Stored records
· · · ·

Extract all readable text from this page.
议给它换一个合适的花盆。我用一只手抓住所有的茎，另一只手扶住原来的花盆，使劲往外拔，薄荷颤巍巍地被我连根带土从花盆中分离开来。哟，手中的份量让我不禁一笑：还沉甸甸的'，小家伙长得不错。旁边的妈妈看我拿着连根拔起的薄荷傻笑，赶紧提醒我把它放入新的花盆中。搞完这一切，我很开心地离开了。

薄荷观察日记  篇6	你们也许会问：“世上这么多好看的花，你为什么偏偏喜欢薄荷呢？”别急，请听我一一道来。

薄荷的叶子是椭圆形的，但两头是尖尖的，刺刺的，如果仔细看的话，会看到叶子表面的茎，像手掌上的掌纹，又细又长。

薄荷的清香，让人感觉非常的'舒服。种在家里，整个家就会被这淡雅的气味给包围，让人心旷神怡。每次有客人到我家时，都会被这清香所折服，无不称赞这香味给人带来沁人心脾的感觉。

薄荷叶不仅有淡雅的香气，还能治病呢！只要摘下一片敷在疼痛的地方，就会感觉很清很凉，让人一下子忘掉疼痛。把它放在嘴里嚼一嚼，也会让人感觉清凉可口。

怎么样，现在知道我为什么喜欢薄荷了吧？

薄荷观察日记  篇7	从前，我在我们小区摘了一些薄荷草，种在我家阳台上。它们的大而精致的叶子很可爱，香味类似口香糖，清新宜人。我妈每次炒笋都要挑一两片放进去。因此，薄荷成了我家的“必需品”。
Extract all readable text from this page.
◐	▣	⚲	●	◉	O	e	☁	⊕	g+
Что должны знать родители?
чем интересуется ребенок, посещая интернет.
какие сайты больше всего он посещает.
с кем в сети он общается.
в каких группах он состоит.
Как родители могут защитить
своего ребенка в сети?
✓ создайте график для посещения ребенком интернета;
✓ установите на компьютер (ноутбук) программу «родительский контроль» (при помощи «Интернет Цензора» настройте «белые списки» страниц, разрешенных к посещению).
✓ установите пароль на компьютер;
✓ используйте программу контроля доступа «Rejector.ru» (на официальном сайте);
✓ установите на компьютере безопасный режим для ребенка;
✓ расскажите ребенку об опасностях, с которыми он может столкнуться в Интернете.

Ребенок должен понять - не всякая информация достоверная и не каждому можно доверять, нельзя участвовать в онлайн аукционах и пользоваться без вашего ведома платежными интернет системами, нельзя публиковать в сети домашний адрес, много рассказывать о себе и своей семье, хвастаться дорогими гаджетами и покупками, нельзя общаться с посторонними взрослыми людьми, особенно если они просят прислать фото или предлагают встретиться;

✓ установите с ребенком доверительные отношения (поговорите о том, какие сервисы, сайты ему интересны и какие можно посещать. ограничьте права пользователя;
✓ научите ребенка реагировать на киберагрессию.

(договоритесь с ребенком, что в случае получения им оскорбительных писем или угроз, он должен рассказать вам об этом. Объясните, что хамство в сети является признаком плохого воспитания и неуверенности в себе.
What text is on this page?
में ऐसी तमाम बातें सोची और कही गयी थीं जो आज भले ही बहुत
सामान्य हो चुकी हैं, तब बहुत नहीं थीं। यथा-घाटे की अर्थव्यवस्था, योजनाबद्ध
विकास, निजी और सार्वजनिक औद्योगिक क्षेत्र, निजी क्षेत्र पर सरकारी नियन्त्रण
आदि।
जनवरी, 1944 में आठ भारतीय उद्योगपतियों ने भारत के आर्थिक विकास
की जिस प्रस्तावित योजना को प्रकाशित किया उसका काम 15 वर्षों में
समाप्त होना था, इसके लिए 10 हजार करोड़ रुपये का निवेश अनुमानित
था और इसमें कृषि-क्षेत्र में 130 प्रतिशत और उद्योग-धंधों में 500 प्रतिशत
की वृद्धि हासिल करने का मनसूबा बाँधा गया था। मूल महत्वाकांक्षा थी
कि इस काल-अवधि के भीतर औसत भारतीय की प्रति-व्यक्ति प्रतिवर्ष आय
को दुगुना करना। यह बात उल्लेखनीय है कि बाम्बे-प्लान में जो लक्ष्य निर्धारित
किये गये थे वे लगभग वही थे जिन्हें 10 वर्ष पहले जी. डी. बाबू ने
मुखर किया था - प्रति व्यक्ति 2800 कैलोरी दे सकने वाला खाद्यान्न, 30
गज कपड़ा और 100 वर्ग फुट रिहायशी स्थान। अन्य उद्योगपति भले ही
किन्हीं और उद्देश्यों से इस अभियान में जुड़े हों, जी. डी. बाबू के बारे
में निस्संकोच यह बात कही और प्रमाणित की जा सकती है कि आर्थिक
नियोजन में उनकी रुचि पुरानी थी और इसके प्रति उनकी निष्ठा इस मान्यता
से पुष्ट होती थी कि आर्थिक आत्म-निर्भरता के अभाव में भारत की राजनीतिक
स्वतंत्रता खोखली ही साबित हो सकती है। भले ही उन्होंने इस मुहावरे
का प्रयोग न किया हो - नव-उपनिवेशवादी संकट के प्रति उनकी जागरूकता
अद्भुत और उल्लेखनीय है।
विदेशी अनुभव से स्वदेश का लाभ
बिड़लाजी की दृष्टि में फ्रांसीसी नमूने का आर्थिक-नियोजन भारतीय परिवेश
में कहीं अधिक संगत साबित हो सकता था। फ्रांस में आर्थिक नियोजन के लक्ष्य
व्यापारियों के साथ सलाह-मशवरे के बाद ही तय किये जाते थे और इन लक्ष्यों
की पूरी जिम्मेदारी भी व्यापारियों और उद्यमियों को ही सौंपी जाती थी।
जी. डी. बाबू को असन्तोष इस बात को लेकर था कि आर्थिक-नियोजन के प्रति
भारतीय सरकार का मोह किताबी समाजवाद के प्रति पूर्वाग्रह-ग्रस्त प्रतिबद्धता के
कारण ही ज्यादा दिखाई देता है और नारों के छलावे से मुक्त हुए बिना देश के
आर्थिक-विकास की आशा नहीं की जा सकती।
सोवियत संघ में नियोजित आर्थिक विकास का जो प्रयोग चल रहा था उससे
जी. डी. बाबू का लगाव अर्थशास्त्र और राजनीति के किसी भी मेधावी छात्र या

· · · ·

Directions:
In this exercise, repeat all entries exactly.

Answer to the problem:
Extract all readable text from this page.
议给它换一个合适的花盆。我用一只手抓住所有的茎，另一只手扶住原来的花盆，使劲往外拔，薄荷颤巍巍地被我连根带土从花盆中分离开来。哟，手中的份量让我不禁一笑：还沉甸甸的'，小家伙长得不错。旁边的妈妈看我拿着连根拔起的薄荷傻笑，赶紧提醒我把它放入新的花盆中。搞完这一切，我很开心地离开了。

薄荷观察日记  篇6	你们也许会问：“世上这么多好看的花，你为什么偏偏喜欢薄荷呢？”别急，请听我一一道来。

薄荷的叶子是椭圆形的，但两头是尖尖的，刺刺的，如果仔细看的话，会看到叶子表面的茎，像手掌上的掌纹，又细又长。

薄荷的清香，让人感觉非常的'舒服。种在家里，整个家就会被这淡雅的气味给包围，让人心旷神怡。每次有客人到我家时，都会被这清香所折服，无不称赞这香味给人带来沁人心脾的感觉。

薄荷叶不仅有淡雅的香气，还能治病呢！只要摘下一片敷在疼痛的地方，就会感觉很清很凉，让人一下子忘掉疼痛。把它放在嘴里嚼一嚼，也会让人感觉清凉可口。

怎么样，现在知道我为什么喜欢薄荷了吧？

薄荷观察日记  篇7	从前，我在我们小区摘了一些薄荷草，种在我家阳台上。它们的大而精致的叶子很可爱，香味类似口香糖，清新宜人。我妈每次炒笋都要挑一两片放进去。因此，薄荷成了我家的“必需品”。
Extract all readable text from this page.
◐	▣	⚲	●	◉	O	e	☁	⊕	g+
Что должны знать родители?
чем интересуется ребенок, посещая интернет.
какие сайты больше всего он посещает.
с кем в сети он общается.
в каких группах он состоит.
Как родители могут защитить
своего ребенка в сети?
✓ создайте график для посещения ребенком интернета;
✓ установите на компьютер (ноутбук) программу «родительский контроль» (при помощи «Интернет Цензора» настройте «белые списки» страниц, разрешенных к посещению).
✓ установите пароль на компьютер;
✓ используйте программу контроля доступа «Rejector.ru» (на официальном сайте);
✓ установите на компьютере безопасный режим для ребенка;
✓ расскажите ребенку об опасностях, с которыми он может столкнуться в Интернете.

Ребенок должен понять - не всякая информация достоверная и не каждому можно доверять, нельзя участвовать в онлайн аукционах и пользоваться без вашего ведома платежными интернет системами, нельзя публиковать в сети домашний адрес, много рассказывать о себе и своей семье, хвастаться дорогими гаджетами и покупками, нельзя общаться с посторонними взрослыми людьми, особенно если они просят прислать фото или предлагают встретиться;

✓ установите с ребенком доверительные отношения (поговорите о том, какие сервисы, сайты ему интересны и какие можно посещать. ограничьте права пользователя;
✓ научите ребенка реагировать на киберагрессию.

(договоритесь с ребенком, что в случае получения им оскорбительных писем или угроз, он должен рассказать вам об этом. Объясните, что хамство в сети является признаком плохого воспитания и неуверенности в себе.
What text is on this page?
में ऐसी तमाम बातें सोची और कही गयी थीं जो आज भले ही बहुत
सामान्य हो चुकी हैं, तब बहुत नहीं थीं। यथा-घाटे की अर्थव्यवस्था, योजनाबद्ध
विकास, निजी और सार्वजनिक औद्योगिक क्षेत्र, निजी क्षेत्र पर सरकारी नियन्त्रण
आदि।
जनवरी, 1944 में आठ भारतीय उद्योगपतियों ने भारत के आर्थिक विकास
की जिस प्रस्तावित योजना को प्रकाशित किया उसका काम 15 वर्षों में
समाप्त होना था, इसके लिए 10 हजार करोड़ रुपये का निवेश अनुमानित
था और इसमें कृषि-क्षेत्र में 130 प्रतिशत और उद्योग-धंधों में 500 प्रतिशत
की वृद्धि हासिल करने का मनसूबा बाँधा गया था। मूल महत्वाकांक्षा थी
कि इस काल-अवधि के भीतर औसत भारतीय की प्रति-व्यक्ति प्रतिवर्ष आय
को दुगुना करना। यह बात उल्लेखनीय है कि बाम्बे-प्लान में जो लक्ष्य निर्धारित
किये गये थे वे लगभग वही थे जिन्हें 10 वर्ष पहले जी. डी. बाबू ने
मुखर किया था - प्रति व्यक्ति 2800 कैलोरी दे सकने वाला खाद्यान्न, 30
गज कपड़ा और 100 वर्ग फुट रिहायशी स्थान। अन्य उद्योगपति भले ही
किन्हीं और उद्देश्यों से इस अभियान में जुड़े हों, जी. डी. बाबू के बारे
में निस्संकोच यह बात कही और प्रमाणित की जा सकती है कि आर्थिक
नियोजन में उनकी रुचि पुरानी थी और इसके प्रति उनकी निष्ठा इस मान्यता
से पुष्ट होती थी कि आर्थिक आत्म-निर्भरता के अभाव में भारत की राजनीतिक
स्वतंत्रता खोखली ही साबित हो सकती है। भले ही उन्होंने इस मुहावरे
का प्रयोग न किया हो - नव-उपनिवेशवादी संकट के प्रति उनकी जागरूकता
अद्भुत और उल्लेखनीय है।
विदेशी अनुभव से स्वदेश का लाभ
बिड़लाजी की दृष्टि में फ्रांसीसी नमूने का आर्थिक-नियोजन भारतीय परिवेश
में कहीं अधिक संगत साबित हो सकता था। फ्रांस में आर्थिक नियोजन के लक्ष्य
व्यापारियों के साथ सलाह-मशवरे के बाद ही तय किये जाते थे और इन लक्ष्यों
की पूरी जिम्मेदारी भी व्यापारियों और उद्यमियों को ही सौंपी जाती थी।
जी. डी. बाबू को असन्तोष इस बात को लेकर था कि आर्थिक-नियोजन के प्रति
भारतीय सरकार का मोह किताबी समाजवाद के प्रति पूर्वाग्रह-ग्रस्त प्रतिबद्धता के
कारण ही ज्यादा दिखाई देता है और नारों के छलावे से मुक्त हुए बिना देश के
आर्थिक-विकास की आशा नहीं की जा सकती।
सोवियत संघ में नियोजित आर्थिक विकास का जो प्रयोग चल रहा था उससे
जी. डी. बाबू का लगाव अर्थशास्त्र और राजनीति के किसी भी मेधावी छात्र या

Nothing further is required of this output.